(TASK BRIEF): Give the data below again, word for word.

[begin RECORDS FOR THIS EXERCISE]

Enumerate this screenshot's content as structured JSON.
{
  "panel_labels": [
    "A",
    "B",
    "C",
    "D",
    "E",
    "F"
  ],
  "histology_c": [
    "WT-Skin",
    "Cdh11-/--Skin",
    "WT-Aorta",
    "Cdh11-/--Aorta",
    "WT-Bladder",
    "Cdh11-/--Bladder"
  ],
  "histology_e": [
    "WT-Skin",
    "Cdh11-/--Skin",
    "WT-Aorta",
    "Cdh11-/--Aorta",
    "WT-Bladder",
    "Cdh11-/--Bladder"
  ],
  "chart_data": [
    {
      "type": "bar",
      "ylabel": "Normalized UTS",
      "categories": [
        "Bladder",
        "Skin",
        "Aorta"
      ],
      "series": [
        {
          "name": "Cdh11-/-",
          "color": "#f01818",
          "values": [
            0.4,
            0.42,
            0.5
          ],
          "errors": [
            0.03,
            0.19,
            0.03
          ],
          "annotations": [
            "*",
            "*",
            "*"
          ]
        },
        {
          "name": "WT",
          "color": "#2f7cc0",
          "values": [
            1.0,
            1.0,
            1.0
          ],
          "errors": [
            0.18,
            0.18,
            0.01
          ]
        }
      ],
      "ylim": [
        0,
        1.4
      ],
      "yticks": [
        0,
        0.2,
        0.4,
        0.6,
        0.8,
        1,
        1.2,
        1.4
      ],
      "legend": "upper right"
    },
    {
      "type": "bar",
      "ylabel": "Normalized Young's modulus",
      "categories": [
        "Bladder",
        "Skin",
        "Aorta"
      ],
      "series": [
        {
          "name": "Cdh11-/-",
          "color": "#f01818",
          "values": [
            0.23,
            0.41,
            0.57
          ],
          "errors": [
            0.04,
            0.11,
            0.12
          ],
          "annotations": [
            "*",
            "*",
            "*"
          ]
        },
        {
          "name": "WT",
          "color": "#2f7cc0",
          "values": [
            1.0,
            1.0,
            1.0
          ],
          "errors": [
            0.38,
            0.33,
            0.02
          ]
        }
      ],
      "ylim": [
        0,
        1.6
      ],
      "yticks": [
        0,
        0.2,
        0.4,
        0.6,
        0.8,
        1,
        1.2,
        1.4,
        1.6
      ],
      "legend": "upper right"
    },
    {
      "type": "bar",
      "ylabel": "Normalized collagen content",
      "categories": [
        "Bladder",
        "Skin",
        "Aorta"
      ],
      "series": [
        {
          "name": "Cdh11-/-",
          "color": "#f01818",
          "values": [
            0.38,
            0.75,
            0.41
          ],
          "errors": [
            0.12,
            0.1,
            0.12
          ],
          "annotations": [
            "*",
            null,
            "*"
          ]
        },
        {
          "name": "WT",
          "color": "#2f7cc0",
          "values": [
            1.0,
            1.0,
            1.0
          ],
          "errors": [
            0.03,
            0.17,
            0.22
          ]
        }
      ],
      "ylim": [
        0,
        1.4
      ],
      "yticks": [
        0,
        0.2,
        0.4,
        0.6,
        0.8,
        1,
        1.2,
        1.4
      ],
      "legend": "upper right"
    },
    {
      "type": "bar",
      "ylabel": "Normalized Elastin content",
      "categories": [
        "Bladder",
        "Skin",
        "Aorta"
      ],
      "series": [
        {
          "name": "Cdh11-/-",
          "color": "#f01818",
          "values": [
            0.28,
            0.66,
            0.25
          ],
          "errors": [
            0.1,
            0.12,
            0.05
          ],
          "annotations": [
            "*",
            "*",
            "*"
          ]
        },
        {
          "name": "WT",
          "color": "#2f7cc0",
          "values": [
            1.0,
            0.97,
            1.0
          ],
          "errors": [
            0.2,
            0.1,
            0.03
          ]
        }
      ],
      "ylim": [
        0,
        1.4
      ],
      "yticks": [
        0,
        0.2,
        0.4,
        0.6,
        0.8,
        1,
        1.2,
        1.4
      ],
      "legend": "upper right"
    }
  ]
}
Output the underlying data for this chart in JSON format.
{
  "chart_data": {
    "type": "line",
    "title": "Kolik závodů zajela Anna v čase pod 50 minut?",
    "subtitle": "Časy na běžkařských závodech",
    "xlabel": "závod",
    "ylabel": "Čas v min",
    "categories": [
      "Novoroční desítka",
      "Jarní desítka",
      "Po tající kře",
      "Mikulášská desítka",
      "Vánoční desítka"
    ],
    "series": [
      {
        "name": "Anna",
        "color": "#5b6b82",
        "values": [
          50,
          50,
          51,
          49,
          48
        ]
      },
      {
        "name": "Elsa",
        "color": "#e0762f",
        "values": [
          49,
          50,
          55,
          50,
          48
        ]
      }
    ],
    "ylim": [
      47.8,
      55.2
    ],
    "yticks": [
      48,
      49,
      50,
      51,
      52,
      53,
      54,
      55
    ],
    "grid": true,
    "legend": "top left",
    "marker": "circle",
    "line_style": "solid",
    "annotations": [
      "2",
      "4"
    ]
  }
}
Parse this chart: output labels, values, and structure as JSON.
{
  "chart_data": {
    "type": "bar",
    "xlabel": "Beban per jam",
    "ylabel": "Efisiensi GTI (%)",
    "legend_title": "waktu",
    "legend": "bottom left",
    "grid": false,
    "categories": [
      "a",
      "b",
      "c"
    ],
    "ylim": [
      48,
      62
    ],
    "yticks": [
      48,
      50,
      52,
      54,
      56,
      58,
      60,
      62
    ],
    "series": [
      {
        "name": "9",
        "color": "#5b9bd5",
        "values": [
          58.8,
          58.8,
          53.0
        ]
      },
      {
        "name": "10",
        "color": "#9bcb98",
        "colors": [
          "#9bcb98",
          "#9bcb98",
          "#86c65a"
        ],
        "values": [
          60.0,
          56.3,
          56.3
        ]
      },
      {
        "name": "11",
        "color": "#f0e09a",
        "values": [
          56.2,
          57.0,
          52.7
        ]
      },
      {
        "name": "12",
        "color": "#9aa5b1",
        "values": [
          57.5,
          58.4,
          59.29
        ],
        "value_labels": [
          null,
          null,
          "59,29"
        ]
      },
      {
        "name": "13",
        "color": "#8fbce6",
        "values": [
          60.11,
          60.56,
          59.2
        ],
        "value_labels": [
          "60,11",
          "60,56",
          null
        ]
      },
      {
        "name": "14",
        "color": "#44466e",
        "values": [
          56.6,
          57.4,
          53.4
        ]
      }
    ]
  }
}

[end RECORDS FOR THIS EXERCISE]

(SOLUTION FOR THIS TASK):
Enumerate this screenshot's content as structured JSON.
{
  "panel_labels": [
    "A",
    "B",
    "C",
    "D",
    "E",
    "F"
  ],
  "histology_c": [
    "WT-Skin",
    "Cdh11-/--Skin",
    "WT-Aorta",
    "Cdh11-/--Aorta",
    "WT-Bladder",
    "Cdh11-/--Bladder"
  ],
  "histology_e": [
    "WT-Skin",
    "Cdh11-/--Skin",
    "WT-Aorta",
    "Cdh11-/--Aorta",
    "WT-Bladder",
    "Cdh11-/--Bladder"
  ],
  "chart_data": [
    {
      "type": "bar",
      "ylabel": "Normalized UTS",
      "categories": [
        "Bladder",
        "Skin",
        "Aorta"
      ],
      "series": [
        {
          "name": "Cdh11-/-",
          "color": "#f01818",
          "values": [
            0.4,
            0.42,
            0.5
          ],
          "errors": [
            0.03,
            0.19,
            0.03
          ],
          "annotations": [
            "*",
            "*",
            "*"
          ]
        },
        {
          "name": "WT",
          "color": "#2f7cc0",
          "values": [
            1.0,
            1.0,
            1.0
          ],
          "errors": [
            0.18,
            0.18,
            0.01
          ]
        }
      ],
      "ylim": [
        0,
        1.4
      ],
      "yticks": [
        0,
        0.2,
        0.4,
        0.6,
        0.8,
        1,
        1.2,
        1.4
      ],
      "legend": "upper right"
    },
    {
      "type": "bar",
      "ylabel": "Normalized Young's modulus",
      "categories": [
        "Bladder",
        "Skin",
        "Aorta"
      ],
      "series": [
        {
          "name": "Cdh11-/-",
          "color": "#f01818",
          "values": [
            0.23,
            0.41,
            0.57
          ],
          "errors": [
            0.04,
            0.11,
            0.12
          ],
          "annotations": [
            "*",
            "*",
            "*"
          ]
        },
        {
          "name": "WT",
          "color": "#2f7cc0",
          "values": [
            1.0,
            1.0,
            1.0
          ],
          "errors": [
            0.38,
            0.33,
            0.02
          ]
        }
      ],
      "ylim": [
        0,
        1.6
      ],
      "yticks": [
        0,
        0.2,
        0.4,
        0.6,
        0.8,
        1,
        1.2,
        1.4,
        1.6
      ],
      "legend": "upper right"
    },
    {
      "type": "bar",
      "ylabel": "Normalized collagen content",
      "categories": [
        "Bladder",
        "Skin",
        "Aorta"
      ],
      "series": [
        {
          "name": "Cdh11-/-",
          "color": "#f01818",
          "values": [
            0.38,
            0.75,
            0.41
          ],
          "errors": [
            0.12,
            0.1,
            0.12
          ],
          "annotations": [
            "*",
            null,
            "*"
          ]
        },
        {
          "name": "WT",
          "color": "#2f7cc0",
          "values": [
            1.0,
            1.0,
            1.0
          ],
          "errors": [
            0.03,
            0.17,
            0.22
          ]
        }
      ],
      "ylim": [
        0,
        1.4
      ],
      "yticks": [
        0,
        0.2,
        0.4,
        0.6,
        0.8,
        1,
        1.2,
        1.4
      ],
      "legend": "upper right"
    },
    {
      "type": "bar",
      "ylabel": "Normalized Elastin content",
      "categories": [
        "Bladder",
        "Skin",
        "Aorta"
      ],
      "series": [
        {
          "name": "Cdh11-/-",
          "color": "#f01818",
          "values": [
            0.28,
            0.66,
            0.25
          ],
          "errors": [
            0.1,
            0.12,
            0.05
          ],
          "annotations": [
            "*",
            "*",
            "*"
          ]
        },
        {
          "name": "WT",
          "color": "#2f7cc0",
          "values": [
            1.0,
            0.97,
            1.0
          ],
          "errors": [
            0.2,
            0.1,
            0.03
          ]
        }
      ],
      "ylim": [
        0,
        1.4
      ],
      "yticks": [
        0,
        0.2,
        0.4,
        0.6,
        0.8,
        1,
        1.2,
        1.4
      ],
      "legend": "upper right"
    }
  ]
}
Output the underlying data for this chart in JSON format.
{
  "chart_data": {
    "type": "line",
    "title": "Kolik závodů zajela Anna v čase pod 50 minut?",
    "subtitle": "Časy na běžkařských závodech",
    "xlabel": "závod",
    "ylabel": "Čas v min",
    "categories": [
      "Novoroční desítka",
      "Jarní desítka",
      "Po tající kře",
      "Mikulášská desítka",
      "Vánoční desítka"
    ],
    "series": [
      {
        "name": "Anna",
        "color": "#5b6b82",
        "values": [
          50,
          50,
          51,
          49,
          48
        ]
      },
      {
        "name": "Elsa",
        "color": "#e0762f",
        "values": [
          49,
          50,
          55,
          50,
          48
        ]
      }
    ],
    "ylim": [
      47.8,
      55.2
    ],
    "yticks": [
      48,
      49,
      50,
      51,
      52,
      53,
      54,
      55
    ],
    "grid": true,
    "legend": "top left",
    "marker": "circle",
    "line_style": "solid",
    "annotations": [
      "2",
      "4"
    ]
  }
}
Parse this chart: output labels, values, and structure as JSON.
{
  "chart_data": {
    "type": "bar",
    "xlabel": "Beban per jam",
    "ylabel": "Efisiensi GTI (%)",
    "legend_title": "waktu",
    "legend": "bottom left",
    "grid": false,
    "categories": [
      "a",
      "b",
      "c"
    ],
    "ylim": [
      48,
      62
    ],
    "yticks": [
      48,
      50,
      52,
      54,
      56,
      58,
      60,
      62
    ],
    "series": [
      {
        "name": "9",
        "color": "#5b9bd5",
        "values": [
          58.8,
          58.8,
          53.0
        ]
      },
      {
        "name": "10",
        "color": "#9bcb98",
        "colors": [
          "#9bcb98",
          "#9bcb98",
          "#86c65a"
        ],
        "values": [
          60.0,
          56.3,
          56.3
        ]
      },
      {
        "name": "11",
        "color": "#f0e09a",
        "values": [
          56.2,
          57.0,
          52.7
        ]
      },
      {
        "name": "12",
        "color": "#9aa5b1",
        "values": [
          57.5,
          58.4,
          59.29
        ],
        "value_labels": [
          null,
          null,
          "59,29"
        ]
      },
      {
        "name": "13",
        "color": "#8fbce6",
        "values": [
          60.11,
          60.56,
          59.2
        ],
        "value_labels": [
          "60,11",
          "60,56",
          null
        ]
      },
      {
        "name": "14",
        "color": "#44466e",
        "values": [
          56.6,
          57.4,
          53.4
        ]
      }
    ]
  }
}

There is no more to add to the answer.